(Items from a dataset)

<<<<

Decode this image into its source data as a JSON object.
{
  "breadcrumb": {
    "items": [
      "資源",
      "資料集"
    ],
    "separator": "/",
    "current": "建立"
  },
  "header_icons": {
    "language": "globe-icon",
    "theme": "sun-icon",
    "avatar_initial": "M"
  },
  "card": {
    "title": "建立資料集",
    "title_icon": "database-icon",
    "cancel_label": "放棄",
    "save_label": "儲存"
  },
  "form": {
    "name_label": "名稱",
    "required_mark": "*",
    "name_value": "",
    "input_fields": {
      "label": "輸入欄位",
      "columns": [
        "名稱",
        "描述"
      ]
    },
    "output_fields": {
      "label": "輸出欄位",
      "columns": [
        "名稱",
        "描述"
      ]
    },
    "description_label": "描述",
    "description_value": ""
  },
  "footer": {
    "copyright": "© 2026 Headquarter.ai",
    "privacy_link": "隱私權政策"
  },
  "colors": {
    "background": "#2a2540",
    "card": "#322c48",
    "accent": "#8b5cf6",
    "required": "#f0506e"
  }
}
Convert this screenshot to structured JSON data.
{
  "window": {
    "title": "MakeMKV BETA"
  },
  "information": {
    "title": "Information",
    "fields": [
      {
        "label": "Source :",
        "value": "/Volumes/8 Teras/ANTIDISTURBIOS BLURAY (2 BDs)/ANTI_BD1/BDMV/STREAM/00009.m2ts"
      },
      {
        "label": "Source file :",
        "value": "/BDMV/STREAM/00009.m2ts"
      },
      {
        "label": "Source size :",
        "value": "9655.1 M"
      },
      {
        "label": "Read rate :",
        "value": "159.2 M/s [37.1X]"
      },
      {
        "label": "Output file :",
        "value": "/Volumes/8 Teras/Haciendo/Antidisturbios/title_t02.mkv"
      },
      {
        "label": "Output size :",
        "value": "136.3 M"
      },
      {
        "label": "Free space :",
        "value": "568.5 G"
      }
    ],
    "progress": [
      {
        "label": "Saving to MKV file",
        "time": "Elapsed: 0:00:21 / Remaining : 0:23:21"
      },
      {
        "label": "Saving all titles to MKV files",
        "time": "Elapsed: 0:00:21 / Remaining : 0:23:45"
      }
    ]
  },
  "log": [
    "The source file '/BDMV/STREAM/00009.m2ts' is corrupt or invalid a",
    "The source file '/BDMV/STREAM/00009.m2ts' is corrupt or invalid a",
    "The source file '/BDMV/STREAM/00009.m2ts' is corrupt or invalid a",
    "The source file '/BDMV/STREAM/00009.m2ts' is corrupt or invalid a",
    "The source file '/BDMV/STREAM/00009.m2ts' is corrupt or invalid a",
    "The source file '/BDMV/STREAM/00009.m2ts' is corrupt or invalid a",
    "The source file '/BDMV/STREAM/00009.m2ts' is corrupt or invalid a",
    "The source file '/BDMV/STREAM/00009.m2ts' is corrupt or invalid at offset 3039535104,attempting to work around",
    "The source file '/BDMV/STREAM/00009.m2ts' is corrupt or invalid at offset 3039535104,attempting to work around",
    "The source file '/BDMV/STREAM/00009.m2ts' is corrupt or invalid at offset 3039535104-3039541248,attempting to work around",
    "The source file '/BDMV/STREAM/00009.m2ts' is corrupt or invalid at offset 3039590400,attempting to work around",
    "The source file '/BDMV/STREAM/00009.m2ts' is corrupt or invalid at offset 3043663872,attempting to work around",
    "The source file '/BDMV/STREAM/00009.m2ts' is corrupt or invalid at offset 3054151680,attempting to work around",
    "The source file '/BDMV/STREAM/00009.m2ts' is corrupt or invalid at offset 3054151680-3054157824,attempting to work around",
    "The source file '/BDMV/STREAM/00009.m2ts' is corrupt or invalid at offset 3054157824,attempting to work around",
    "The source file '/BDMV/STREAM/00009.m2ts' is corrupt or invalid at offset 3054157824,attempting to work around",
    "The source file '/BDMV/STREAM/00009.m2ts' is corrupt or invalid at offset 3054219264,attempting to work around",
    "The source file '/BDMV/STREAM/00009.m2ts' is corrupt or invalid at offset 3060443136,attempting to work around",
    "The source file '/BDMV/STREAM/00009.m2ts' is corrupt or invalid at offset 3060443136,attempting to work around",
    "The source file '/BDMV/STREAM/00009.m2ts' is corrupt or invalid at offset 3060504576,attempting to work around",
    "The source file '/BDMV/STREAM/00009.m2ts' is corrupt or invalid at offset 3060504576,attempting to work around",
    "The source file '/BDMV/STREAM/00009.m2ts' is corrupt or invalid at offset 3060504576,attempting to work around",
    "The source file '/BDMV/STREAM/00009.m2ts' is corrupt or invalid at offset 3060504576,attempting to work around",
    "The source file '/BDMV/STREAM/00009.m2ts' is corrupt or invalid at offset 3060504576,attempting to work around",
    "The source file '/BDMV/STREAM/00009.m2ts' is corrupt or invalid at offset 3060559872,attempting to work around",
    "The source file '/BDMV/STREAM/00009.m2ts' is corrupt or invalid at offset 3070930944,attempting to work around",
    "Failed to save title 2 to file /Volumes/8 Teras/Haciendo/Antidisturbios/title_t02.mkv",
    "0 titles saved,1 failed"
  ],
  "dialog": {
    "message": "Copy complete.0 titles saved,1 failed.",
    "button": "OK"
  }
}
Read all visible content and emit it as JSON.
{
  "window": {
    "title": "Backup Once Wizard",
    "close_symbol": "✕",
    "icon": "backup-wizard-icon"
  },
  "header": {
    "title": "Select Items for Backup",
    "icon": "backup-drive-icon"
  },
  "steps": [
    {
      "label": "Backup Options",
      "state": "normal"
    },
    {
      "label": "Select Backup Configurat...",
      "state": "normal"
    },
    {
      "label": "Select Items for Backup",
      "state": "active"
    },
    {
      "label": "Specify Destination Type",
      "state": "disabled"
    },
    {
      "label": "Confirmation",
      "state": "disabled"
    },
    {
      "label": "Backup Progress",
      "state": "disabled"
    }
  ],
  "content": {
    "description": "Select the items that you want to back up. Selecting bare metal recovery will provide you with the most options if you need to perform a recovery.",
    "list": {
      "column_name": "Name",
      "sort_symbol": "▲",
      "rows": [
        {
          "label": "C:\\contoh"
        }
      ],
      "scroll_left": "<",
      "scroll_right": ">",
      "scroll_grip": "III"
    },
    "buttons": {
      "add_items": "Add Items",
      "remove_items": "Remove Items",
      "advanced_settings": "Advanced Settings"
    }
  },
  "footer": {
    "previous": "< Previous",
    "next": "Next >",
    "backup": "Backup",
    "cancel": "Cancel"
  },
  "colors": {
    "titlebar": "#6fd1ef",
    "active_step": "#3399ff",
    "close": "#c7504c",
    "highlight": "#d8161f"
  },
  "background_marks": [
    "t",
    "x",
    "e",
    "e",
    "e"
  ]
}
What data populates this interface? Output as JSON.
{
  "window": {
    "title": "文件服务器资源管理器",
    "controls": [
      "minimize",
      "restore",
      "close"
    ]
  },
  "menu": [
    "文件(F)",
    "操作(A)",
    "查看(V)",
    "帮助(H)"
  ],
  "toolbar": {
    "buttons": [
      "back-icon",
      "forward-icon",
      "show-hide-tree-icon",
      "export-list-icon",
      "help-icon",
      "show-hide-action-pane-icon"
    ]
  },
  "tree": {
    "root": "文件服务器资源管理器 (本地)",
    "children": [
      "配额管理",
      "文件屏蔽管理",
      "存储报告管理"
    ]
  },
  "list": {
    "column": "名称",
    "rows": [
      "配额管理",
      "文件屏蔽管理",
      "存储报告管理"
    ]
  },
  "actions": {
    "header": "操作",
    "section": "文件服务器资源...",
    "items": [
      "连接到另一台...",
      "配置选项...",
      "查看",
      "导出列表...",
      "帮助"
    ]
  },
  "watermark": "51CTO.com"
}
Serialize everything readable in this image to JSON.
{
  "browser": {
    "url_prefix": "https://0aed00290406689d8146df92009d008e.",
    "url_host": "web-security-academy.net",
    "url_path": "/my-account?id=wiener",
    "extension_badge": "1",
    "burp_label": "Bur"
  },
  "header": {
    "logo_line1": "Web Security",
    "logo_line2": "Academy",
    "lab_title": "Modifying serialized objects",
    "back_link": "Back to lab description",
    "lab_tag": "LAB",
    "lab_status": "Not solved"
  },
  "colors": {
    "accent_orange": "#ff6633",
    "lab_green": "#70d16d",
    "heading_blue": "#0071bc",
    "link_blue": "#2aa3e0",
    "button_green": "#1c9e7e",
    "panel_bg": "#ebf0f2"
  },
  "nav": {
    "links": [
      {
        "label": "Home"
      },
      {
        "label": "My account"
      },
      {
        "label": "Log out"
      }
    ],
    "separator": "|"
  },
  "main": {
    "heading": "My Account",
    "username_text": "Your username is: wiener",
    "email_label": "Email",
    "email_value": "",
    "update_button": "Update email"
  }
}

>>>>

> [INSTRUCTION]: List the lines of the entries that include "Teras".

> [TASK SOLUTION]:
        "value": "/Volumes/8 Teras/ANTIDISTURBIOS BLURAY (2 BDs)/ANTI_BD1/BDMV/STREAM/00009.m2ts"
        "value": "/Volumes/8 Teras/Haciendo/Antidisturbios/title_t02.mkv"
    "Failed to save title 2 to file /Volumes/8 Teras/Haciendo/Antidisturbios/title_t02.mkv",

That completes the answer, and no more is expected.